PROBLEM TO SOLVE:
Please retype the data in full and exactly; the pictures are not part of the copy.

PROVIDED RECORDS:
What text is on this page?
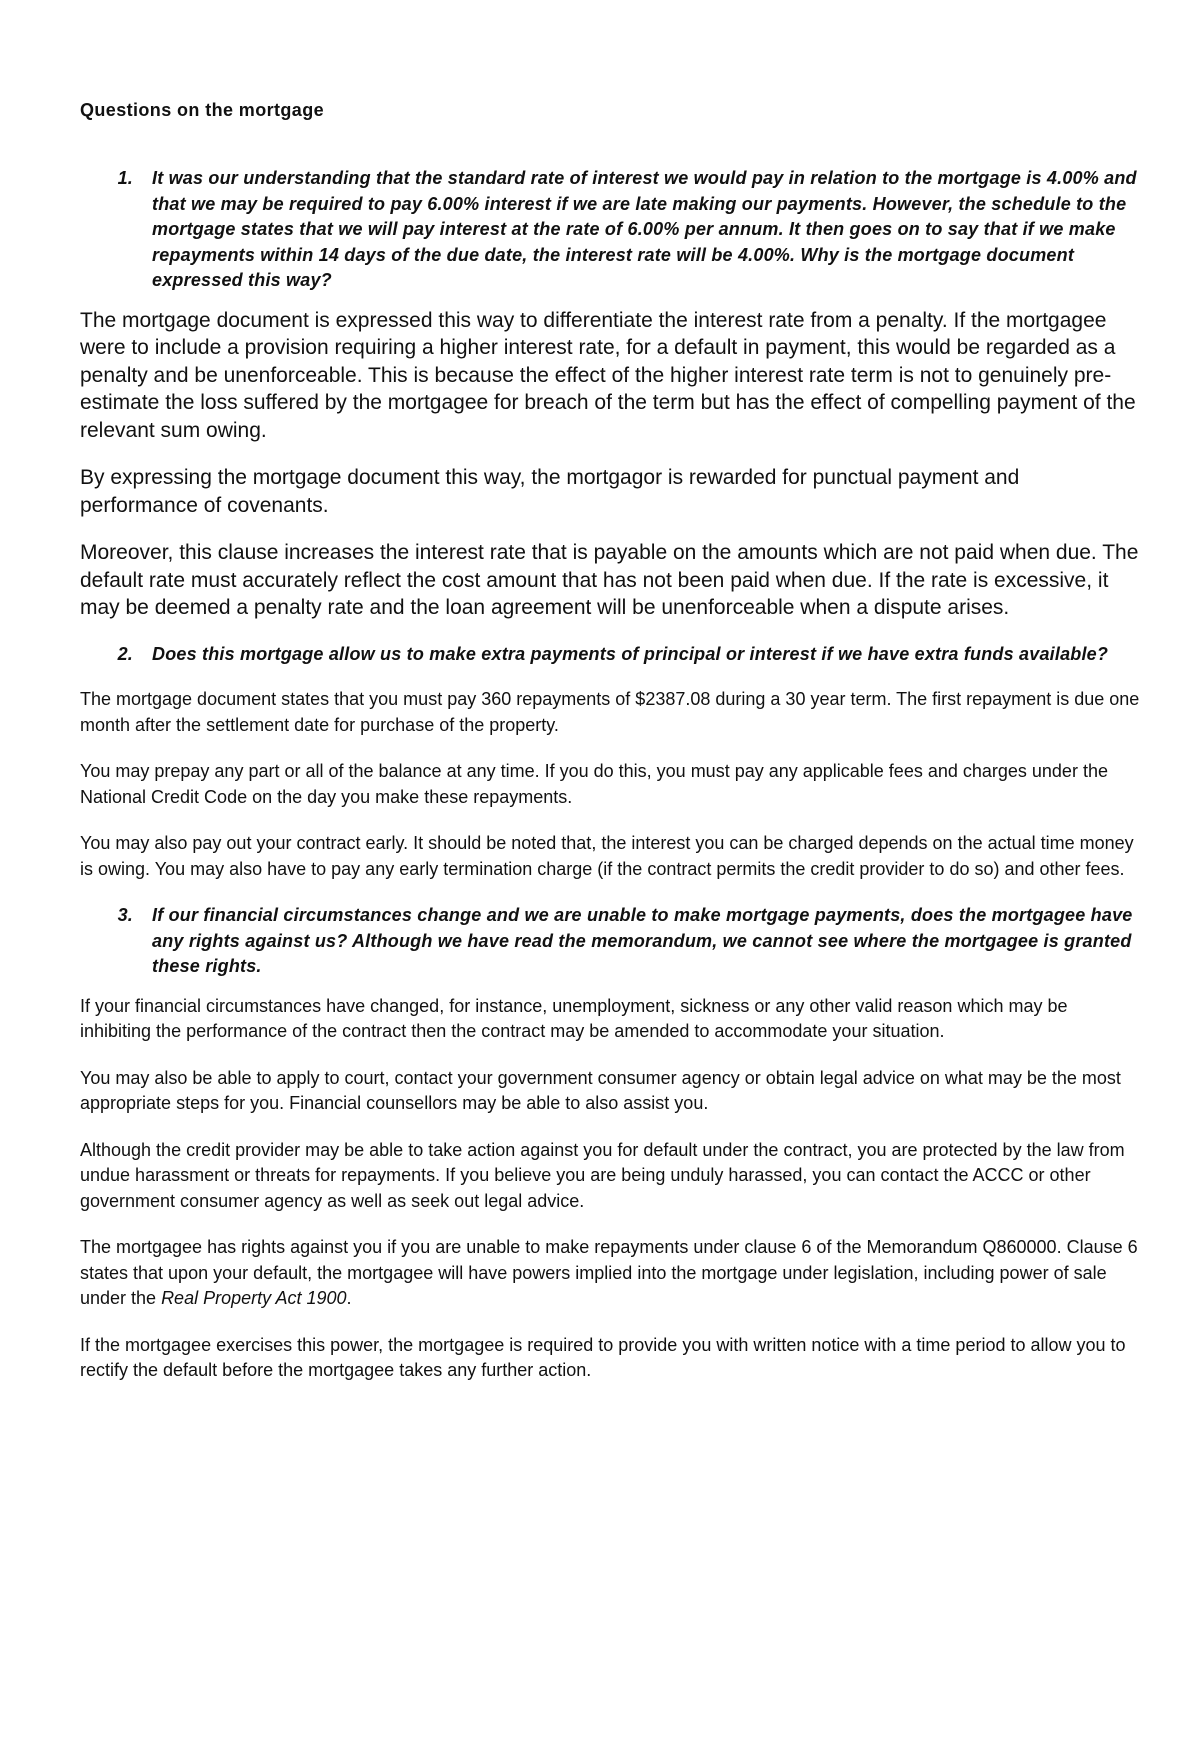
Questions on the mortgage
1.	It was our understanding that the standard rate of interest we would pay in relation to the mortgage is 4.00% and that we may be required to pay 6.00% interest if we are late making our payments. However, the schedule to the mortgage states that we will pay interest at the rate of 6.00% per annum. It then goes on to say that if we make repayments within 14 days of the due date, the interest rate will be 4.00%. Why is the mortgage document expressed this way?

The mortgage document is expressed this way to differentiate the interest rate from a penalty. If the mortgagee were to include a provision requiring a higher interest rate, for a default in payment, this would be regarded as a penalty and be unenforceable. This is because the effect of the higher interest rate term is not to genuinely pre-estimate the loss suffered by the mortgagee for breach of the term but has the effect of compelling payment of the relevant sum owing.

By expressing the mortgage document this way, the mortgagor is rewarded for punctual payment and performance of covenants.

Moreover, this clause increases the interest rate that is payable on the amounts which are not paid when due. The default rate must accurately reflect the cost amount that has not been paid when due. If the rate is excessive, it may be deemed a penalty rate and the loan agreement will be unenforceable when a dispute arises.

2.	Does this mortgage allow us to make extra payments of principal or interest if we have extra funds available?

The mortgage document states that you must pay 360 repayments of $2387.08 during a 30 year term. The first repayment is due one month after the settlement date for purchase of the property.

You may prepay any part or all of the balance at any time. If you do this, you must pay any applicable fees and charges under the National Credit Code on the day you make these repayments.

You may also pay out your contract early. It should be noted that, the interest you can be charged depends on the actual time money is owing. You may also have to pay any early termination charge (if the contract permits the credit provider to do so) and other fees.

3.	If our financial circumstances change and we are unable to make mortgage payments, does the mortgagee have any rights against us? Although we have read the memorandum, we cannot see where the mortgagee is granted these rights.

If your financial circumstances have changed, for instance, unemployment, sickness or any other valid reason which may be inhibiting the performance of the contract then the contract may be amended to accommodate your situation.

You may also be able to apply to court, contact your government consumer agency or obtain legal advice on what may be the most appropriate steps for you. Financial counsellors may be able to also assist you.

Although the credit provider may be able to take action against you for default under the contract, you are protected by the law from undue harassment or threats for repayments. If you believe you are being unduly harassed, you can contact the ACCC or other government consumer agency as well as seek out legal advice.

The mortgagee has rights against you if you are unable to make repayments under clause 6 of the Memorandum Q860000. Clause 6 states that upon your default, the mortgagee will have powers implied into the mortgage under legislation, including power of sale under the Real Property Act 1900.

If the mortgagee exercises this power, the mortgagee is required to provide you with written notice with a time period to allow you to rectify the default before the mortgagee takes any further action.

EXERCISE RESULT:
What text is on this page?
Questions on the mortgage
1.	It was our understanding that the standard rate of interest we would pay in relation to the mortgage is 4.00% and that we may be required to pay 6.00% interest if we are late making our payments. However, the schedule to the mortgage states that we will pay interest at the rate of 6.00% per annum. It then goes on to say that if we make repayments within 14 days of the due date, the interest rate will be 4.00%. Why is the mortgage document expressed this way?

The mortgage document is expressed this way to differentiate the interest rate from a penalty. If the mortgagee were to include a provision requiring a higher interest rate, for a default in payment, this would be regarded as a penalty and be unenforceable. This is because the effect of the higher interest rate term is not to genuinely pre-estimate the loss suffered by the mortgagee for breach of the term but has the effect of compelling payment of the relevant sum owing.

By expressing the mortgage document this way, the mortgagor is rewarded for punctual payment and performance of covenants.

Moreover, this clause increases the interest rate that is payable on the amounts which are not paid when due. The default rate must accurately reflect the cost amount that has not been paid when due. If the rate is excessive, it may be deemed a penalty rate and the loan agreement will be unenforceable when a dispute arises.

2.	Does this mortgage allow us to make extra payments of principal or interest if we have extra funds available?

The mortgage document states that you must pay 360 repayments of $2387.08 during a 30 year term. The first repayment is due one month after the settlement date for purchase of the property.

You may prepay any part or all of the balance at any time. If you do this, you must pay any applicable fees and charges under the National Credit Code on the day you make these repayments.

You may also pay out your contract early. It should be noted that, the interest you can be charged depends on the actual time money is owing. You may also have to pay any early termination charge (if the contract permits the credit provider to do so) and other fees.

3.	If our financial circumstances change and we are unable to make mortgage payments, does the mortgagee have any rights against us? Although we have read the memorandum, we cannot see where the mortgagee is granted these rights.

If your financial circumstances have changed, for instance, unemployment, sickness or any other valid reason which may be inhibiting the performance of the contract then the contract may be amended to accommodate your situation.

You may also be able to apply to court, contact your government consumer agency or obtain legal advice on what may be the most appropriate steps for you. Financial counsellors may be able to also assist you.

Although the credit provider may be able to take action against you for default under the contract, you are protected by the law from undue harassment or threats for repayments. If you believe you are being unduly harassed, you can contact the ACCC or other government consumer agency as well as seek out legal advice.

The mortgagee has rights against you if you are unable to make repayments under clause 6 of the Memorandum Q860000. Clause 6 states that upon your default, the mortgagee will have powers implied into the mortgage under legislation, including power of sale under the Real Property Act 1900.

If the mortgagee exercises this power, the mortgagee is required to provide you with written notice with a time period to allow you to rectify the default before the mortgagee takes any further action.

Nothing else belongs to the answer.